> **TASK**
Tally up the lines below that include the word "from". Answer with the number alone.

## START DATASET EXCERPTS

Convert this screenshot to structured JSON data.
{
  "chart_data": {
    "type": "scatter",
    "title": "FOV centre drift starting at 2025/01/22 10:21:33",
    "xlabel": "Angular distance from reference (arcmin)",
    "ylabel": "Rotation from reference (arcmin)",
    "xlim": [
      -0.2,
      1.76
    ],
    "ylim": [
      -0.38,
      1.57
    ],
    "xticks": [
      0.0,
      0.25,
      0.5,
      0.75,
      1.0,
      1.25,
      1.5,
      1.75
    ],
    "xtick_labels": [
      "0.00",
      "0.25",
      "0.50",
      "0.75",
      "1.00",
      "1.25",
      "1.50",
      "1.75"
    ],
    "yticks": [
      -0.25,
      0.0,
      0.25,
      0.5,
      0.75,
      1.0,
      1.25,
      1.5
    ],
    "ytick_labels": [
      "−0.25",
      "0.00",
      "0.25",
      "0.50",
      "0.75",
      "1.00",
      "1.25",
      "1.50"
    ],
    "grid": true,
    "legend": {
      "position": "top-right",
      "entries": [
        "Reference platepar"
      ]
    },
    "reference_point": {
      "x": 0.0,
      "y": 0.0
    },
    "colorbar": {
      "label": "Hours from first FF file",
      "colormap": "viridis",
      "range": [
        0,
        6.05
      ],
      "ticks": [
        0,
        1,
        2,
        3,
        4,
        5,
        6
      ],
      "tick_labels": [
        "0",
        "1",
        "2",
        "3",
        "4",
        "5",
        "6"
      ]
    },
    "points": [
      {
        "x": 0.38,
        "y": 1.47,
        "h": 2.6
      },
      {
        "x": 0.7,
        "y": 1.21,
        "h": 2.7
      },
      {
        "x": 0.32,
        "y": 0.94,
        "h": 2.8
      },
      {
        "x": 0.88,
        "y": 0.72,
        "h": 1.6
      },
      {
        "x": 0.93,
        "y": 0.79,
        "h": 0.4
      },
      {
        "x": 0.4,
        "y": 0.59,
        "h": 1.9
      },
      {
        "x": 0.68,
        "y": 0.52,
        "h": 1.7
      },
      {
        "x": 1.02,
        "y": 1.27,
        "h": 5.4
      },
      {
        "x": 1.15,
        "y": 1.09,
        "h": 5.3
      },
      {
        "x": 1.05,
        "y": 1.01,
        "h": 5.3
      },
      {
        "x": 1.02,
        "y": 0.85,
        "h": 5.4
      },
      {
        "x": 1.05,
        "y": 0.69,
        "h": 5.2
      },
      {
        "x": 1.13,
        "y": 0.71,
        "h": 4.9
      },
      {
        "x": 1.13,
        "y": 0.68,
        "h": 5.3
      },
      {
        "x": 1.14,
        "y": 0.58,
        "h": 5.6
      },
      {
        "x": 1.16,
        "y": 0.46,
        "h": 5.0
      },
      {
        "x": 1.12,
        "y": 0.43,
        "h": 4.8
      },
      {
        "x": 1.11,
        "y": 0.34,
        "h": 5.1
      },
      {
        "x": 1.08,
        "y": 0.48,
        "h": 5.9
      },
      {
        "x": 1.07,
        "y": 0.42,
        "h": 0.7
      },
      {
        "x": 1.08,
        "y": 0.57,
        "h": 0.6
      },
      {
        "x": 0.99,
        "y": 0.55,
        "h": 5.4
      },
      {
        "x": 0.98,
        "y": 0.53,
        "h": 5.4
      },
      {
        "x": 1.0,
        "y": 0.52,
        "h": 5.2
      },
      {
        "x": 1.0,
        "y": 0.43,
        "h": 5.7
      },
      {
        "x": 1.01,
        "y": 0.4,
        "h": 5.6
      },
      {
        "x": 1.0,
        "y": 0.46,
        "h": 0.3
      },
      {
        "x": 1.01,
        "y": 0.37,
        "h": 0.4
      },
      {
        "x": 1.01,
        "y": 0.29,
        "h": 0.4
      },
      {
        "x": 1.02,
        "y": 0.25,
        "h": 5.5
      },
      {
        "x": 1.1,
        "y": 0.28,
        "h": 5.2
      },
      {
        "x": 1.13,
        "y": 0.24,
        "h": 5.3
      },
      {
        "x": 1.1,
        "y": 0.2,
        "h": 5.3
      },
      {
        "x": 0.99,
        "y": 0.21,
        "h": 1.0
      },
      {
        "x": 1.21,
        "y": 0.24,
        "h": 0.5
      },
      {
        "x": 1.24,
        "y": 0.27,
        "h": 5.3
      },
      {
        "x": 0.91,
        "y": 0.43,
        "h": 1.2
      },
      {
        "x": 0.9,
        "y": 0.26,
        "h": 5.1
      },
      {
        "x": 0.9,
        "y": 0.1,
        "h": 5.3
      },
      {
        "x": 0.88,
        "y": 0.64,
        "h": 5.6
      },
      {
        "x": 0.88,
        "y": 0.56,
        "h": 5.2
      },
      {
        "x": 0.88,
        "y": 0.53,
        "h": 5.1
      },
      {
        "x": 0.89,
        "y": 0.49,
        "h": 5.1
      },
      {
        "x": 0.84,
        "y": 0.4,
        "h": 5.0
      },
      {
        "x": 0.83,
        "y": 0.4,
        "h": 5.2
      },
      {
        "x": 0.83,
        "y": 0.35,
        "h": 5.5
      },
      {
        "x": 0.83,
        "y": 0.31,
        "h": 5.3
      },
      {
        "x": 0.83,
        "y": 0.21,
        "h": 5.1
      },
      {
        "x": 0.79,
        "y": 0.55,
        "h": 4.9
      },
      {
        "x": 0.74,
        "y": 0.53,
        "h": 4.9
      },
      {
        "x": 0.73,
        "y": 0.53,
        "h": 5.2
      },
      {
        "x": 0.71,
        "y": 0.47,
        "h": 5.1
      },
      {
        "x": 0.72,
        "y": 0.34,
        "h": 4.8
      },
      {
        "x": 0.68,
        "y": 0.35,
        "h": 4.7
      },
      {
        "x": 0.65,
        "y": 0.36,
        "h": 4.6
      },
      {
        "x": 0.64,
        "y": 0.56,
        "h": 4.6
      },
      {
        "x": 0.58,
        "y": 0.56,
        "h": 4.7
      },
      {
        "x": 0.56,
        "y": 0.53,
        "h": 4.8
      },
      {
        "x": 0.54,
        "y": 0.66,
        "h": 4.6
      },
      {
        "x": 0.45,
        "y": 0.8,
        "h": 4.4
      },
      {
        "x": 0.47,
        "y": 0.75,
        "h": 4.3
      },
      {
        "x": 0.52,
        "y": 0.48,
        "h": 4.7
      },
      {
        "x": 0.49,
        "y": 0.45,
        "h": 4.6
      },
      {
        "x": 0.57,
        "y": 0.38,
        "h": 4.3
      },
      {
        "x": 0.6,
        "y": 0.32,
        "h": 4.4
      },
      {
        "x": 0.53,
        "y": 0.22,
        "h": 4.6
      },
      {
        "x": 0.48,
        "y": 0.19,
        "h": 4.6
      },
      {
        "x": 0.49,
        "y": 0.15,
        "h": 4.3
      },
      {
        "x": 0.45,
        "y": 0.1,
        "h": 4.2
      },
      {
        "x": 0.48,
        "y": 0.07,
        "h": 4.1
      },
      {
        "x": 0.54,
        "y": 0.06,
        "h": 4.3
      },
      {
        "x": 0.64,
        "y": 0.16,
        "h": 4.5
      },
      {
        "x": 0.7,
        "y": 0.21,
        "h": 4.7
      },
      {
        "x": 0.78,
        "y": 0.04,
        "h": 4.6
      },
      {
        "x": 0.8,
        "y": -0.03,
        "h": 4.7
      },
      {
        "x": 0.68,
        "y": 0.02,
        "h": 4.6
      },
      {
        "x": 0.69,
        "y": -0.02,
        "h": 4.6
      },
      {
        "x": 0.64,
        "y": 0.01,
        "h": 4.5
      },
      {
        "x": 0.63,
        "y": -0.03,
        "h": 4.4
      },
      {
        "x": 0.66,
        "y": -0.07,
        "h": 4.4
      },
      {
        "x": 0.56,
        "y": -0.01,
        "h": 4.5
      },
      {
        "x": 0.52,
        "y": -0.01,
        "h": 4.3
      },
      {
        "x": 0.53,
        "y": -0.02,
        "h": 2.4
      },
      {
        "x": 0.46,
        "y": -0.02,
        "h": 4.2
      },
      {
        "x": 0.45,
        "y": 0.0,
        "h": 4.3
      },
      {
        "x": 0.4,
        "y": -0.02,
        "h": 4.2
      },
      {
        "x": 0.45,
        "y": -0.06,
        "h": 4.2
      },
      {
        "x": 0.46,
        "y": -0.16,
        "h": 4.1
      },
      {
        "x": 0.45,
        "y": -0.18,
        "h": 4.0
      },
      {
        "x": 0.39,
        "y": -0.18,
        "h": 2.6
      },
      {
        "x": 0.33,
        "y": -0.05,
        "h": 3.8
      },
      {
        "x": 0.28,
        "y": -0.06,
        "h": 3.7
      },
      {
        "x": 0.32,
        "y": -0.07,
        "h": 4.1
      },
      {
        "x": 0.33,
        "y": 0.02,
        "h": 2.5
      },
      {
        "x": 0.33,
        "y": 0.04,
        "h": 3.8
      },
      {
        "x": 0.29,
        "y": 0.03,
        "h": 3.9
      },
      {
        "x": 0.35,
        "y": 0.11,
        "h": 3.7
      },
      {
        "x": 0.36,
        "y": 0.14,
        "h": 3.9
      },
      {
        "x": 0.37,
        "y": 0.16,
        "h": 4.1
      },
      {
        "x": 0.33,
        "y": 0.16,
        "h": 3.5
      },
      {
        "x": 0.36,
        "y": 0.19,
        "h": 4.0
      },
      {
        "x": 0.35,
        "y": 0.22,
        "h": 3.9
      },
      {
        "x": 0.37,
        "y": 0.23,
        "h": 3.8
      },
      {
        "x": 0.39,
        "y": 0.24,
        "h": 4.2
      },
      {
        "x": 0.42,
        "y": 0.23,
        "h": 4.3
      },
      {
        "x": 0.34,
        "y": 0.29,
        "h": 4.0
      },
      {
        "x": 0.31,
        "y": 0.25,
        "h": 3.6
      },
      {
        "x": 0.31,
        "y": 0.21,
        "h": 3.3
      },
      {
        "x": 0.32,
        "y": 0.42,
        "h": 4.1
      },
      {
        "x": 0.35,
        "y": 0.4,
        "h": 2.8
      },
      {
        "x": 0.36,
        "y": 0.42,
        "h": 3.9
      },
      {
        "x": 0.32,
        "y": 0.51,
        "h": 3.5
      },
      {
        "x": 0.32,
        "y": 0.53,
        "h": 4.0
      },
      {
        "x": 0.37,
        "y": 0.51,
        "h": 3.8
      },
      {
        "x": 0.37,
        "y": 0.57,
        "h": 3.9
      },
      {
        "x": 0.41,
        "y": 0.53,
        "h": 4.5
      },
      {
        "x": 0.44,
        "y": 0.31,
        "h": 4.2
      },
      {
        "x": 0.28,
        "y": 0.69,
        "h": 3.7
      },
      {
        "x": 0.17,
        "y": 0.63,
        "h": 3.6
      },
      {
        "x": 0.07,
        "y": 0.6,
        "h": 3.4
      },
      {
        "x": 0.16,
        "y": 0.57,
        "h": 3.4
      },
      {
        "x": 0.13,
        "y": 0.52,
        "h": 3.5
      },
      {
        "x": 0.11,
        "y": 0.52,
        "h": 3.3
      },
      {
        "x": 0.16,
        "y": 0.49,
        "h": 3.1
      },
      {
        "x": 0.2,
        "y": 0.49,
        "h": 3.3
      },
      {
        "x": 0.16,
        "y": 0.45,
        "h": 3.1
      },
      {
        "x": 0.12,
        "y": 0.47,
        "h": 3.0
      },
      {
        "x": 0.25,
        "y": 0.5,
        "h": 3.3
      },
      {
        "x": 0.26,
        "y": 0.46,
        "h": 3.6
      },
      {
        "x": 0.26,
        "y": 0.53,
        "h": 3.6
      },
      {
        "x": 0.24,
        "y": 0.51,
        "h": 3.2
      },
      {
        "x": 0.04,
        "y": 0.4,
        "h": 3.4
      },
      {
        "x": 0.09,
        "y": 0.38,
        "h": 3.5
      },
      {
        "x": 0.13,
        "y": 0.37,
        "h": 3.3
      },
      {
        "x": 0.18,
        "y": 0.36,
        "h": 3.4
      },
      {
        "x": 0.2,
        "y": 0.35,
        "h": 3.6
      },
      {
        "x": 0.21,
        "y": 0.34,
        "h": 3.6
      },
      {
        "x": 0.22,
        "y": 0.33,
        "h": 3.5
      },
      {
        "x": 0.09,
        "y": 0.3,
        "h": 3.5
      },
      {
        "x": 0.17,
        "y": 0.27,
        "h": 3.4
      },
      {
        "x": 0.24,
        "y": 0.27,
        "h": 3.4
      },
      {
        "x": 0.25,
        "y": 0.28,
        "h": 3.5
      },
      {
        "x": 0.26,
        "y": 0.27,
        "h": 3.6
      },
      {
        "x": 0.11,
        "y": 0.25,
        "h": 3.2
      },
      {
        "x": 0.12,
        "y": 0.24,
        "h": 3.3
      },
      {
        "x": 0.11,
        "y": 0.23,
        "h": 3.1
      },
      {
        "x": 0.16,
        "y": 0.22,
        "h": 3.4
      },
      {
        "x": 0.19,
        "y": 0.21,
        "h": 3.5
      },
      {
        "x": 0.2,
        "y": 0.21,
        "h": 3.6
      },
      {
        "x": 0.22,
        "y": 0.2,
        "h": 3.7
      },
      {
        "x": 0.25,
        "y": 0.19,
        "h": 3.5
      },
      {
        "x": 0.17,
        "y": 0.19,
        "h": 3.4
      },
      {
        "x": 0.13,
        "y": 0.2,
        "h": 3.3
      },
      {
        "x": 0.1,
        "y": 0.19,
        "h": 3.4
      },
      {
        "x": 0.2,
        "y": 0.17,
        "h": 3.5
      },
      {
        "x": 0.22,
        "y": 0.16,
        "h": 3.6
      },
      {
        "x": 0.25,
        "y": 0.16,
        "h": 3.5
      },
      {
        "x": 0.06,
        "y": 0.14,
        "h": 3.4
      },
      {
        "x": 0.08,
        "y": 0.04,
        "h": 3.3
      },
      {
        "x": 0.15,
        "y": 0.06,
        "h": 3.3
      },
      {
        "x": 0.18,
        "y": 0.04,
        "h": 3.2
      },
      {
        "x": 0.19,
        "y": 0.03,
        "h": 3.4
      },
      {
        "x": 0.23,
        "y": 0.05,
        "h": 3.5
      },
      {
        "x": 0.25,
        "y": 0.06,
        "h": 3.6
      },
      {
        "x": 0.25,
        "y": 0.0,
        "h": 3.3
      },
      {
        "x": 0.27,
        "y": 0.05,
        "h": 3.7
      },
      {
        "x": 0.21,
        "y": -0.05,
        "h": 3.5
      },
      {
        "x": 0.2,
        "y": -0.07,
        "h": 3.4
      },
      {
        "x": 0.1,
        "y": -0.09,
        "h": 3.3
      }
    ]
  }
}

## END DATASET EXCERPTS

> **RESPONSE TO THE TASK**
3